Update the records between the lines holding "663, 753, 694]" and "230, 620, 251]", inclusive, changing each "toc-line" to "toc-row" and leaving everything else as it stands. Return only those lines.

= = = =

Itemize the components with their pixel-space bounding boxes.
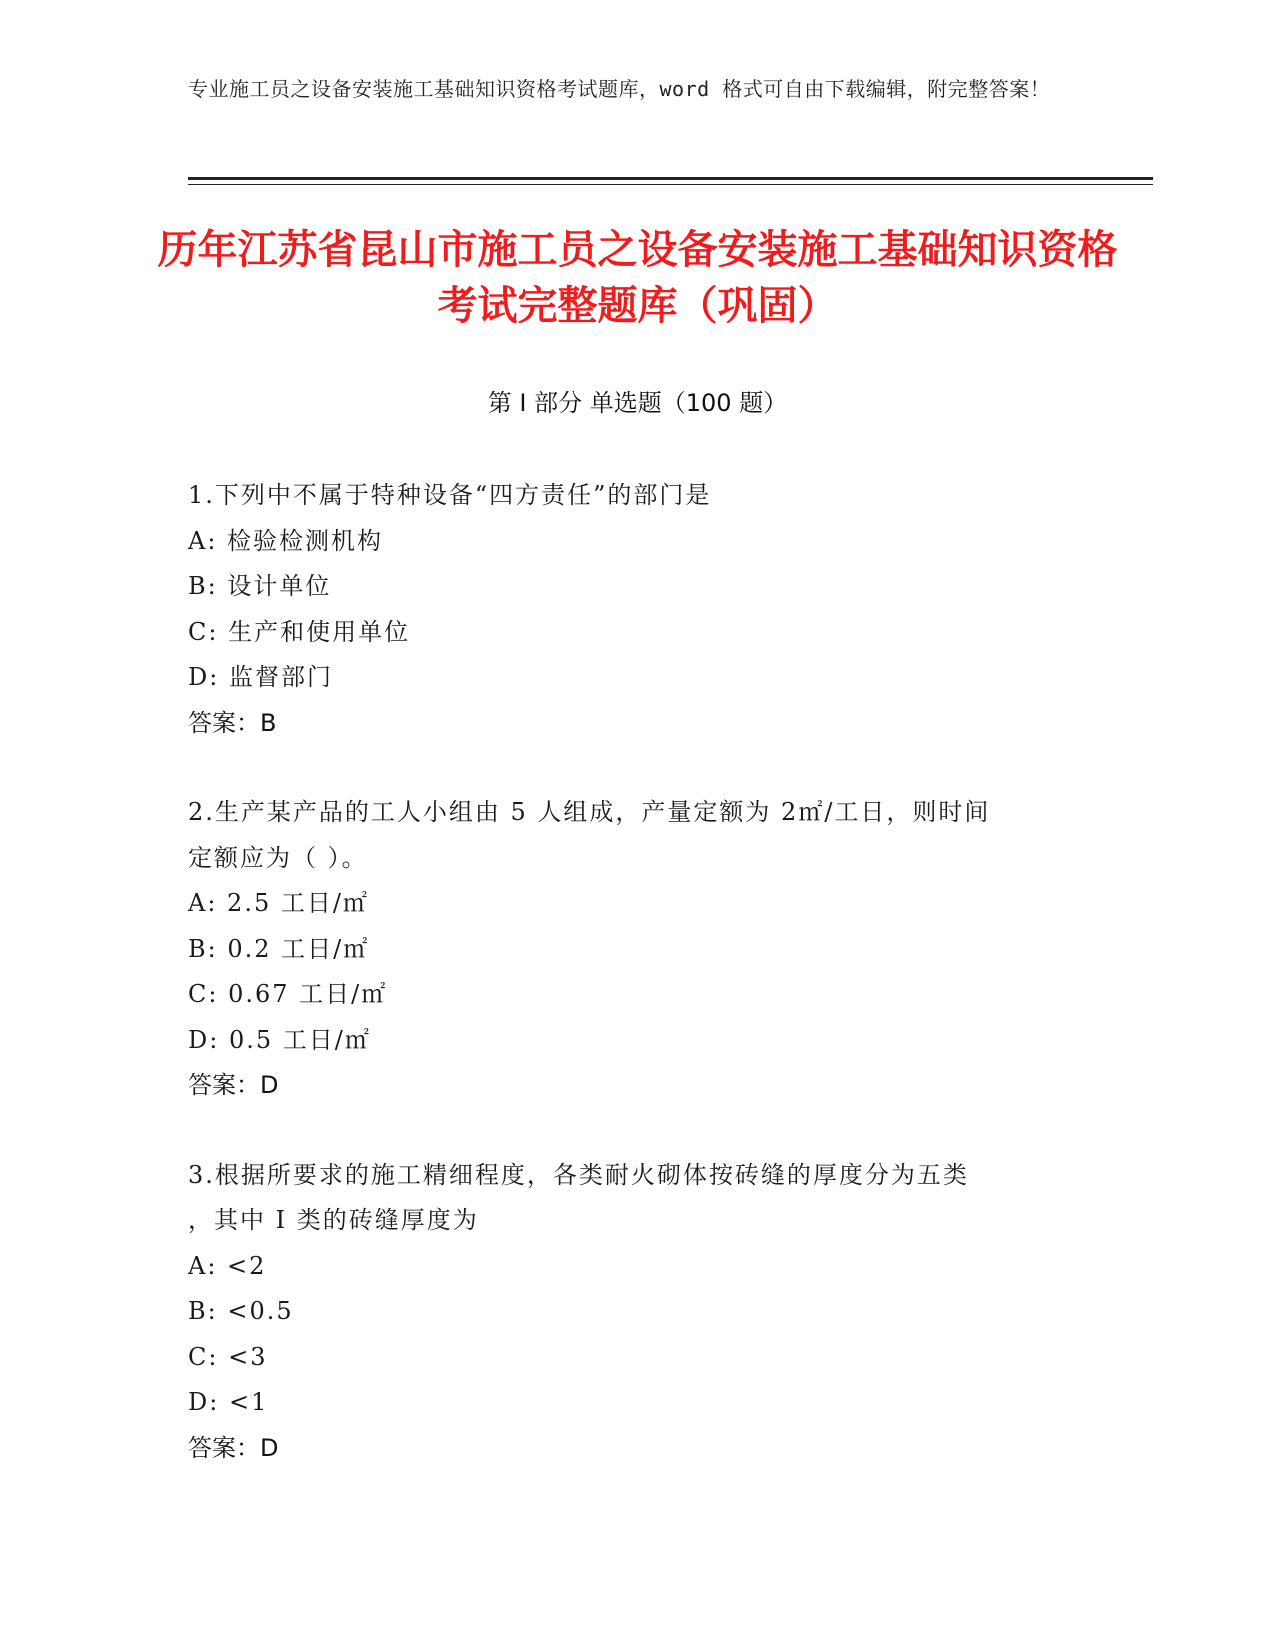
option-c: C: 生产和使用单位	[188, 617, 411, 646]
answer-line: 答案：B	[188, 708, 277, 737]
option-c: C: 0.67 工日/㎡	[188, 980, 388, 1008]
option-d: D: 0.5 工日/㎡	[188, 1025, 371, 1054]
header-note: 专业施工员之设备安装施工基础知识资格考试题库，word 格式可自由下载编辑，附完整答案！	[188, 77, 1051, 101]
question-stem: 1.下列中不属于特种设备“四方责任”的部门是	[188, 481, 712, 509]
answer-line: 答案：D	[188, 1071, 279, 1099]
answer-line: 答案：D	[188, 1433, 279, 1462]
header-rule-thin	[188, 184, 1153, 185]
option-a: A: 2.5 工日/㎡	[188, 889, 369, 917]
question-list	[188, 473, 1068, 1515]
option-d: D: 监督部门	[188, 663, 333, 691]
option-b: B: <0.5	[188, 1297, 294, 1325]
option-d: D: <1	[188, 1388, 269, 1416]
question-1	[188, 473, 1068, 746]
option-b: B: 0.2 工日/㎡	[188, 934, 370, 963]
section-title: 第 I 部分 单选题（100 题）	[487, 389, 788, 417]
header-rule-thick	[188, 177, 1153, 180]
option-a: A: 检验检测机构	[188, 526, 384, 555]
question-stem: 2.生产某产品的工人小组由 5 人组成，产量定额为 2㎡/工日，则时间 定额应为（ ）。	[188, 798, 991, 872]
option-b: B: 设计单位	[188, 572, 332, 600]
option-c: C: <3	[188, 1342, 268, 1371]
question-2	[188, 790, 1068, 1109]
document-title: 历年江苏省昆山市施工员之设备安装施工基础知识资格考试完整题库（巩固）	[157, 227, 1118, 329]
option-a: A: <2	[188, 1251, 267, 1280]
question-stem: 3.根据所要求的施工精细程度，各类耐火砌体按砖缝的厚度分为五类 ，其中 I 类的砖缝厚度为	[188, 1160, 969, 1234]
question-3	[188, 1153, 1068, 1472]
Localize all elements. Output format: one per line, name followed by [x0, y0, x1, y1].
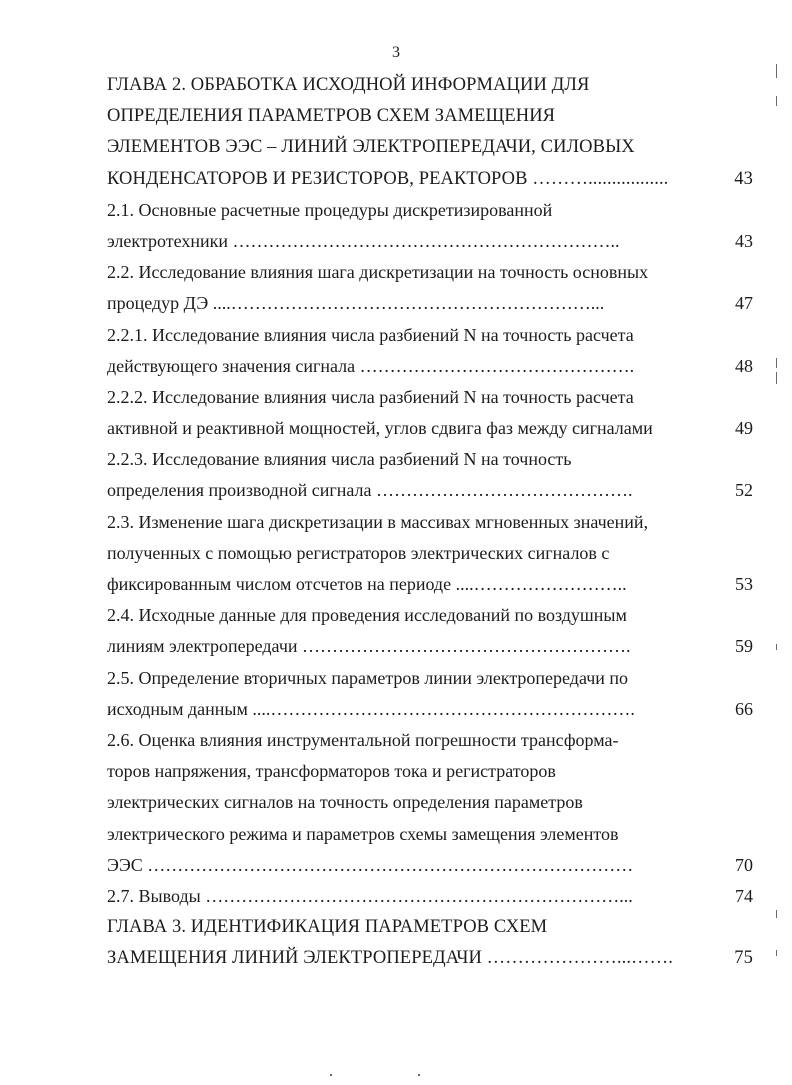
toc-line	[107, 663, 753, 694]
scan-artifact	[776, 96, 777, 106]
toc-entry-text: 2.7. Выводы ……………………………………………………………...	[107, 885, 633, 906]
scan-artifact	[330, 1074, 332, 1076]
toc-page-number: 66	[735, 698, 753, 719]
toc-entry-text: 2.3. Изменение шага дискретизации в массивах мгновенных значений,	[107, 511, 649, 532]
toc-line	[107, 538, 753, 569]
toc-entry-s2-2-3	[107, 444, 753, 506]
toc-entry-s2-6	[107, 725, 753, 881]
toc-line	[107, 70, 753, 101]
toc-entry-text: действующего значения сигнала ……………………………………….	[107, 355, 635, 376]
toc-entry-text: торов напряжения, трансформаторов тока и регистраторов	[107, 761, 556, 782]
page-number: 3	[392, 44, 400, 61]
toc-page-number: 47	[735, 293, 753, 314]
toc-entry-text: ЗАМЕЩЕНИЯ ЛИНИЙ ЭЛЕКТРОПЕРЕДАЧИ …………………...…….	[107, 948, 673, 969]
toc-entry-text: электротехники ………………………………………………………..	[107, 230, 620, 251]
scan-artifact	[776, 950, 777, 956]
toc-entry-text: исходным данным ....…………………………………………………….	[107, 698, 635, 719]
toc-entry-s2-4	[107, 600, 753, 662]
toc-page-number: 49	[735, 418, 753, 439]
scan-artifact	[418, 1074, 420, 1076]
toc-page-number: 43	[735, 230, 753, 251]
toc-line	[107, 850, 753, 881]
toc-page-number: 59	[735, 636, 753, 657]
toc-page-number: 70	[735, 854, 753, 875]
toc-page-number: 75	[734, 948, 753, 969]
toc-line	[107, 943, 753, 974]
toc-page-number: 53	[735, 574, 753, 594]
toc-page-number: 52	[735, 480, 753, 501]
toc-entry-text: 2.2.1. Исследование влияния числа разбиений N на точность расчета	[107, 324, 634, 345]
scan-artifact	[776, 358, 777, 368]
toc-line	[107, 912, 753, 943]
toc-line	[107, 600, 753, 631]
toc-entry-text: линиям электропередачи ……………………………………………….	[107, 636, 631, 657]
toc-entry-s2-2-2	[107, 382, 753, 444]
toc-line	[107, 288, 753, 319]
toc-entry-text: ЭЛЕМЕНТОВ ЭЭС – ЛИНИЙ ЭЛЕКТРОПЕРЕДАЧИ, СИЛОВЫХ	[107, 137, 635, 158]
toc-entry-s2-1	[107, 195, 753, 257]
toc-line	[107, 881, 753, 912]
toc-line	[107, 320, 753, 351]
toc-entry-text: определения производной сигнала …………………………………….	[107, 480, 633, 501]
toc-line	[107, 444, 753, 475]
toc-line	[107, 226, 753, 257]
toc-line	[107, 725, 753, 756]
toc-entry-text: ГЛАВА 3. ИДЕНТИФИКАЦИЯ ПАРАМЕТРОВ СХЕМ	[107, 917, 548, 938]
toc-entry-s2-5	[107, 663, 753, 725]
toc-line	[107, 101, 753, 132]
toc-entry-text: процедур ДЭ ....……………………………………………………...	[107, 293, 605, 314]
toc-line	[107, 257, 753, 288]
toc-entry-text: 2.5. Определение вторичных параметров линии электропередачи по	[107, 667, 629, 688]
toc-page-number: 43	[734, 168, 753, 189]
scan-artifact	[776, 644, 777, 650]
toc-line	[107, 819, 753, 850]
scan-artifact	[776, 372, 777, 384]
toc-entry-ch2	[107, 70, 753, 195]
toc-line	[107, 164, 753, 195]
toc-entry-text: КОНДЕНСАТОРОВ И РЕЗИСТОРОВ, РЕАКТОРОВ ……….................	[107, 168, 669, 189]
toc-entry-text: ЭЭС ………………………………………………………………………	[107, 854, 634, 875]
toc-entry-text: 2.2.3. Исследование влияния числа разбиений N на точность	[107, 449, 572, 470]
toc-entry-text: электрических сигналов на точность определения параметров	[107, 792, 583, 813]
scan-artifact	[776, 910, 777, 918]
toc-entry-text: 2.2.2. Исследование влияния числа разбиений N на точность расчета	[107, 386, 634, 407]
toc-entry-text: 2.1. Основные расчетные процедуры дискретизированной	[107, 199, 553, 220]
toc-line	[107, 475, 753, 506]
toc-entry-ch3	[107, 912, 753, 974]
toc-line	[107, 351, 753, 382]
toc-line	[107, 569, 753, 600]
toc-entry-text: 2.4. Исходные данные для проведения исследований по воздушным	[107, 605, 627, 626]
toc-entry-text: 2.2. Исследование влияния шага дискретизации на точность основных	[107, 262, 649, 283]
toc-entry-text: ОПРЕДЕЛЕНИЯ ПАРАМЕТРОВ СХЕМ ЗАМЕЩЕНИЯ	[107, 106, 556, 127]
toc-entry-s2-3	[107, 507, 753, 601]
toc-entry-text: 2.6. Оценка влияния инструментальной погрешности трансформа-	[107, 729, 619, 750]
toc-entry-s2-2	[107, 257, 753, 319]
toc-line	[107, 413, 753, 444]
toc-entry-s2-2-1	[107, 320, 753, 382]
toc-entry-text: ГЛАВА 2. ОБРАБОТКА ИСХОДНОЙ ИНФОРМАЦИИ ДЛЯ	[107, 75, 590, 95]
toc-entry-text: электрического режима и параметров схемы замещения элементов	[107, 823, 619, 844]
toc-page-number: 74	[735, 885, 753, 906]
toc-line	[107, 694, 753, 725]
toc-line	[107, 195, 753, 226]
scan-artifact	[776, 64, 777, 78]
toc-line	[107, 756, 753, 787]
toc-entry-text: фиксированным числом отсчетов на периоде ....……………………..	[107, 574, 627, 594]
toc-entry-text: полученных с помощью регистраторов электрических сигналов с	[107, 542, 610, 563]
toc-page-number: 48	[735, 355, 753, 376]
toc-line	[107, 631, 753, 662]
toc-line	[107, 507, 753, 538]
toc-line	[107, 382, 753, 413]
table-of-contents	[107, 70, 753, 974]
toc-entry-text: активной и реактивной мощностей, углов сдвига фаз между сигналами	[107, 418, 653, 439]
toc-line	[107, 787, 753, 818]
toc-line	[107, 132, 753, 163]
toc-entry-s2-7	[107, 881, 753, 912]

= = = =

:: Result for this task ::
toc-row	[107, 663, 753, 694]
scan-artifact	[776, 96, 777, 106]
toc-entry-text: 2.7. Выводы ……………………………………………………………...	[107, 885, 633, 906]
scan-artifact	[330, 1074, 332, 1076]
toc-page-number: 66	[735, 698, 753, 719]
toc-entry-text: 2.3. Изменение шага дискретизации в массивах мгновенных значений,	[107, 511, 649, 532]
toc-row	[107, 538, 753, 569]
toc-entry-s2-2-3	[107, 444, 753, 506]
toc-entry-s2-6	[107, 725, 753, 881]
toc-row	[107, 70, 753, 101]
toc-entry-text: действующего значения сигнала ……………………………………….	[107, 355, 635, 376]
toc-entry-text: торов напряжения, трансформаторов тока и регистраторов	[107, 761, 556, 782]
page-number: 3	[392, 44, 400, 61]
toc-page-number: 47	[735, 293, 753, 314]
toc-entry-text: ЗАМЕЩЕНИЯ ЛИНИЙ ЭЛЕКТРОПЕРЕДАЧИ …………………...…….	[107, 948, 673, 969]
toc-entry-text: электротехники ………………………………………………………..	[107, 230, 620, 251]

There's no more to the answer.